Retype each entry below exactly as it stands.

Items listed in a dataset
<<<<
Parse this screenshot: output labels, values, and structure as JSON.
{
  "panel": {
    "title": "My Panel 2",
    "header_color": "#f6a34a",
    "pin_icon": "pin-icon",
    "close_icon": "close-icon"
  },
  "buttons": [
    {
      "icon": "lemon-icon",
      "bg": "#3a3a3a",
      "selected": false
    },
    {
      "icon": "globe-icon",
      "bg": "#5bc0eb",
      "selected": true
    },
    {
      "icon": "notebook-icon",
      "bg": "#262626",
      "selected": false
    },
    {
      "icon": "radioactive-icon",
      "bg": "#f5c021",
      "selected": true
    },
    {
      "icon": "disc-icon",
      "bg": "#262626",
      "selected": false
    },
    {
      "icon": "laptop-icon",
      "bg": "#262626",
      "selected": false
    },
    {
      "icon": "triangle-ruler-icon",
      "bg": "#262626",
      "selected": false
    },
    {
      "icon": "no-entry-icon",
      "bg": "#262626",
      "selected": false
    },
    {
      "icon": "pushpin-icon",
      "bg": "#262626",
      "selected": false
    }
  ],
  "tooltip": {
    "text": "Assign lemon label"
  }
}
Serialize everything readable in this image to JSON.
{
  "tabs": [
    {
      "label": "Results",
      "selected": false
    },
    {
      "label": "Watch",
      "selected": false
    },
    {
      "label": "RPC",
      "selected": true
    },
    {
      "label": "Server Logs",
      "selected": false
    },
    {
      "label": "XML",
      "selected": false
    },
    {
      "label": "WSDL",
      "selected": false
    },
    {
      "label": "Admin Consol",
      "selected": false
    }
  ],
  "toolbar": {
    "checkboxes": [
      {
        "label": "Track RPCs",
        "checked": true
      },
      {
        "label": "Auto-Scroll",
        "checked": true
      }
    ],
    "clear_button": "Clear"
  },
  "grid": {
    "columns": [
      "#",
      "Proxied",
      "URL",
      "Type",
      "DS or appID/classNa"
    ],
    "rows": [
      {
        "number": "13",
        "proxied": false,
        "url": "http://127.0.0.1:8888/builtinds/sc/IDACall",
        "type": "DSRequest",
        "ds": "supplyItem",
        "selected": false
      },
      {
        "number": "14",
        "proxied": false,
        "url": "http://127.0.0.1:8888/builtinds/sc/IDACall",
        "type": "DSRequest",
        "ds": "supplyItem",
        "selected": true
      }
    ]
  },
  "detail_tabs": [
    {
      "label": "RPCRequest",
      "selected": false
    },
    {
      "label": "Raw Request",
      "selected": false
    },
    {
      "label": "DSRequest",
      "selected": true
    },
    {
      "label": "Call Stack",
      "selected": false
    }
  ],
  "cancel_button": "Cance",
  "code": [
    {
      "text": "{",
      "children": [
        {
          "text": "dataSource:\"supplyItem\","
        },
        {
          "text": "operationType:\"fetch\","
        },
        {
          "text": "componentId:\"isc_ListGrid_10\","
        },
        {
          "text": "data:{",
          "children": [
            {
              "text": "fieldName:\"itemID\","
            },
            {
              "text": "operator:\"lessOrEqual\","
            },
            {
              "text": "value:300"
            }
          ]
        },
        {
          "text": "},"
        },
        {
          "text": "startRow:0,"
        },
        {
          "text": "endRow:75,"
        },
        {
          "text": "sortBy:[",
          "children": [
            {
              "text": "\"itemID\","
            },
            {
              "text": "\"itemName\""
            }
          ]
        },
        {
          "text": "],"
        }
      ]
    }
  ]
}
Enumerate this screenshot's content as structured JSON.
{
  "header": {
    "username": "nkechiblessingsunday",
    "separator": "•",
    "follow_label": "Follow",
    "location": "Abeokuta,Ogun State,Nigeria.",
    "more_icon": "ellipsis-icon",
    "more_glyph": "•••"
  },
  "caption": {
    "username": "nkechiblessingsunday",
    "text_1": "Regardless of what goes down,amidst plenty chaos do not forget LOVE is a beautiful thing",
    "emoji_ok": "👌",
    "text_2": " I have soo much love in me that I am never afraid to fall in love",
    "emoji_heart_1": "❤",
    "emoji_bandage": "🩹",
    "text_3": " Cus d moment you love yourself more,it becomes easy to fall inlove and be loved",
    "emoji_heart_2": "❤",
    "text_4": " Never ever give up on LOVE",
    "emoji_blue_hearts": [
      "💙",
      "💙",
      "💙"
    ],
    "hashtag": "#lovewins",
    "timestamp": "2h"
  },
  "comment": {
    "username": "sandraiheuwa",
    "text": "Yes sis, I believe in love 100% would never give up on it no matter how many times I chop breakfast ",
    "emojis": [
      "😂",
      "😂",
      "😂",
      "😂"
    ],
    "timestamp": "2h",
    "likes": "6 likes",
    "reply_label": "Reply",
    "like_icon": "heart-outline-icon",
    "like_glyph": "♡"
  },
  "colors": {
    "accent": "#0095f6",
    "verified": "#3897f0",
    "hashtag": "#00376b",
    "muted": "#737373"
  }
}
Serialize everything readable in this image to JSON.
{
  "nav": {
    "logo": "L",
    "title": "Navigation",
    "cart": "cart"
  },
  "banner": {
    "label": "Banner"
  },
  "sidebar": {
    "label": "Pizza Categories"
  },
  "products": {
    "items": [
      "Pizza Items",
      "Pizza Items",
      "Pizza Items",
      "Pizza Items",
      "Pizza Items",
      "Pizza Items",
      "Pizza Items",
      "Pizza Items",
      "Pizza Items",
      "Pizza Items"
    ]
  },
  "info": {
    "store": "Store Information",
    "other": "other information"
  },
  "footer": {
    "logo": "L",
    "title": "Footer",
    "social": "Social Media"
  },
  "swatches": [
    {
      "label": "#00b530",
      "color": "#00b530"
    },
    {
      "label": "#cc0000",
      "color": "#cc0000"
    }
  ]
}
>>>>
• [Answer for this exercise]
Parse this screenshot: output labels, values, and structure as JSON.
{
  "panel": {
    "title": "My Panel 2",
    "header_color": "#f6a34a",
    "pin_icon": "pin-icon",
    "close_icon": "close-icon"
  },
  "buttons": [
    {
      "icon": "lemon-icon",
      "bg": "#3a3a3a",
      "selected": false
    },
    {
      "icon": "globe-icon",
      "bg": "#5bc0eb",
      "selected": true
    },
    {
      "icon": "notebook-icon",
      "bg": "#262626",
      "selected": false
    },
    {
      "icon": "radioactive-icon",
      "bg": "#f5c021",
      "selected": true
    },
    {
      "icon": "disc-icon",
      "bg": "#262626",
      "selected": false
    },
    {
      "icon": "laptop-icon",
      "bg": "#262626",
      "selected": false
    },
    {
      "icon": "triangle-ruler-icon",
      "bg": "#262626",
      "selected": false
    },
    {
      "icon": "no-entry-icon",
      "bg": "#262626",
      "selected": false
    },
    {
      "icon": "pushpin-icon",
      "bg": "#262626",
      "selected": false
    }
  ],
  "tooltip": {
    "text": "Assign lemon label"
  }
}
Serialize everything readable in this image to JSON.
{
  "tabs": [
    {
      "label": "Results",
      "selected": false
    },
    {
      "label": "Watch",
      "selected": false
    },
    {
      "label": "RPC",
      "selected": true
    },
    {
      "label": "Server Logs",
      "selected": false
    },
    {
      "label": "XML",
      "selected": false
    },
    {
      "label": "WSDL",
      "selected": false
    },
    {
      "label": "Admin Consol",
      "selected": false
    }
  ],
  "toolbar": {
    "checkboxes": [
      {
        "label": "Track RPCs",
        "checked": true
      },
      {
        "label": "Auto-Scroll",
        "checked": true
      }
    ],
    "clear_button": "Clear"
  },
  "grid": {
    "columns": [
      "#",
      "Proxied",
      "URL",
      "Type",
      "DS or appID/classNa"
    ],
    "rows": [
      {
        "number": "13",
        "proxied": false,
        "url": "http://127.0.0.1:8888/builtinds/sc/IDACall",
        "type": "DSRequest",
        "ds": "supplyItem",
        "selected": false
      },
      {
        "number": "14",
        "proxied": false,
        "url": "http://127.0.0.1:8888/builtinds/sc/IDACall",
        "type": "DSRequest",
        "ds": "supplyItem",
        "selected": true
      }
    ]
  },
  "detail_tabs": [
    {
      "label": "RPCRequest",
      "selected": false
    },
    {
      "label": "Raw Request",
      "selected": false
    },
    {
      "label": "DSRequest",
      "selected": true
    },
    {
      "label": "Call Stack",
      "selected": false
    }
  ],
  "cancel_button": "Cance",
  "code": [
    {
      "text": "{",
      "children": [
        {
          "text": "dataSource:\"supplyItem\","
        },
        {
          "text": "operationType:\"fetch\","
        },
        {
          "text": "componentId:\"isc_ListGrid_10\","
        },
        {
          "text": "data:{",
          "children": [
            {
              "text": "fieldName:\"itemID\","
            },
            {
              "text": "operator:\"lessOrEqual\","
            },
            {
              "text": "value:300"
            }
          ]
        },
        {
          "text": "},"
        },
        {
          "text": "startRow:0,"
        },
        {
          "text": "endRow:75,"
        },
        {
          "text": "sortBy:[",
          "children": [
            {
              "text": "\"itemID\","
            },
            {
              "text": "\"itemName\""
            }
          ]
        },
        {
          "text": "],"
        }
      ]
    }
  ]
}
Enumerate this screenshot's content as structured JSON.
{
  "header": {
    "username": "nkechiblessingsunday",
    "separator": "•",
    "follow_label": "Follow",
    "location": "Abeokuta,Ogun State,Nigeria.",
    "more_icon": "ellipsis-icon",
    "more_glyph": "•••"
  },
  "caption": {
    "username": "nkechiblessingsunday",
    "text_1": "Regardless of what goes down,amidst plenty chaos do not forget LOVE is a beautiful thing",
    "emoji_ok": "👌",
    "text_2": " I have soo much love in me that I am never afraid to fall in love",
    "emoji_heart_1": "❤",
    "emoji_bandage": "🩹",
    "text_3": " Cus d moment you love yourself more,it becomes easy to fall inlove and be loved",
    "emoji_heart_2": "❤",
    "text_4": " Never ever give up on LOVE",
    "emoji_blue_hearts": [
      "💙",
      "💙",
      "💙"
    ],
    "hashtag": "#lovewins",
    "timestamp": "2h"
  },
  "comment": {
    "username": "sandraiheuwa",
    "text": "Yes sis, I believe in love 100% would never give up on it no matter how many times I chop breakfast ",
    "emojis": [
      "😂",
      "😂",
      "😂",
      "😂"
    ],
    "timestamp": "2h",
    "likes": "6 likes",
    "reply_label": "Reply",
    "like_icon": "heart-outline-icon",
    "like_glyph": "♡"
  },
  "colors": {
    "accent": "#0095f6",
    "verified": "#3897f0",
    "hashtag": "#00376b",
    "muted": "#737373"
  }
}
Serialize everything readable in this image to JSON.
{
  "nav": {
    "logo": "L",
    "title": "Navigation",
    "cart": "cart"
  },
  "banner": {
    "label": "Banner"
  },
  "sidebar": {
    "label": "Pizza Categories"
  },
  "products": {
    "items": [
      "Pizza Items",
      "Pizza Items",
      "Pizza Items",
      "Pizza Items",
      "Pizza Items",
      "Pizza Items",
      "Pizza Items",
      "Pizza Items",
      "Pizza Items",
      "Pizza Items"
    ]
  },
  "info": {
    "store": "Store Information",
    "other": "other information"
  },
  "footer": {
    "logo": "L",
    "title": "Footer",
    "social": "Social Media"
  },
  "swatches": [
    {
      "label": "#00b530",
      "color": "#00b530"
    },
    {
      "label": "#cc0000",
      "color": "#cc0000"
    }
  ]
}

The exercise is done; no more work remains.